Data excerpts

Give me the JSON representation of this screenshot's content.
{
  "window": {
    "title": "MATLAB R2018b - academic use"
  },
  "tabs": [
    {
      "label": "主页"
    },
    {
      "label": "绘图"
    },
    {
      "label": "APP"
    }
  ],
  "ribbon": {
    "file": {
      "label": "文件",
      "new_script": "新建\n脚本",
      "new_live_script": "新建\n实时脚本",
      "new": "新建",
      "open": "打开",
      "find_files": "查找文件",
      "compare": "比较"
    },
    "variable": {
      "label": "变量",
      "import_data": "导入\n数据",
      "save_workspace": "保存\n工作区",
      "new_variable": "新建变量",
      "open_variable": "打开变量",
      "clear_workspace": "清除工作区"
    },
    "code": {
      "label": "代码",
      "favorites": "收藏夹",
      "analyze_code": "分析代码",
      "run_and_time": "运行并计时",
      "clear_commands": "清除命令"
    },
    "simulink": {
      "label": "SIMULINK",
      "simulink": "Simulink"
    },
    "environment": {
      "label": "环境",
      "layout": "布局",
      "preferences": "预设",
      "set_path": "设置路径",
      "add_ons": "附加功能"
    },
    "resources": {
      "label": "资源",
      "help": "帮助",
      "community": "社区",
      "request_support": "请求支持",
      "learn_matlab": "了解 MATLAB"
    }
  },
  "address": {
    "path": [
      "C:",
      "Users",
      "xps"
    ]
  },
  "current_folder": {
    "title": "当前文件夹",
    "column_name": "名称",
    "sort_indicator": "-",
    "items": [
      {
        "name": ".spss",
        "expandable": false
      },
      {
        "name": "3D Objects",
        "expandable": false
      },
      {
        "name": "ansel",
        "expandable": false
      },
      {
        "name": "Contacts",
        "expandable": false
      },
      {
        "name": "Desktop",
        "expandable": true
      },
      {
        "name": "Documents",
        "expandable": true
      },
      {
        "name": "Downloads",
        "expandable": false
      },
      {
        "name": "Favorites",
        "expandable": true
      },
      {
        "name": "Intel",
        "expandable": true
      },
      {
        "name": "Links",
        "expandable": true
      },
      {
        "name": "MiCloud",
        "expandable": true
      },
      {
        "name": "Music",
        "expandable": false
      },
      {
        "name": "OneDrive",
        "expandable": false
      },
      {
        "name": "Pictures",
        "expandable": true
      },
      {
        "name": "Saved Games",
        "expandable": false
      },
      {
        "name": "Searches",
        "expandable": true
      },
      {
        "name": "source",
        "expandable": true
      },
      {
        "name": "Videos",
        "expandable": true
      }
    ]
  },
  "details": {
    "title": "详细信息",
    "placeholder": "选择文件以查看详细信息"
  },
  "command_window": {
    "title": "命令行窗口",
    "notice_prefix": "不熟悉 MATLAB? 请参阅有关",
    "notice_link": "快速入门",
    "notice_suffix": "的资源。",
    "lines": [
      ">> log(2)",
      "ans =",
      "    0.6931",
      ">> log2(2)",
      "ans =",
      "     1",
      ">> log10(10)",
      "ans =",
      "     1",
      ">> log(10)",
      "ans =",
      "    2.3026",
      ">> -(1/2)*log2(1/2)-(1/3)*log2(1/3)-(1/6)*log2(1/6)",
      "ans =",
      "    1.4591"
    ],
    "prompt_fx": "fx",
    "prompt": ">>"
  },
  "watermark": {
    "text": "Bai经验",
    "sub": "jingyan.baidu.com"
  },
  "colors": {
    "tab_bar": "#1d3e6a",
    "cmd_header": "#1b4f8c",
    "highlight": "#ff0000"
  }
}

__Instruction__
Each line in the listing above that contains "label" should be copied.

__Result of the exercise__
      "label": "主页"
      "label": "绘图"
      "label": "APP"
      "label": "文件",
      "label": "变量",
      "label": "代码",
      "label": "SIMULINK",
      "label": "环境",
      "label": "资源",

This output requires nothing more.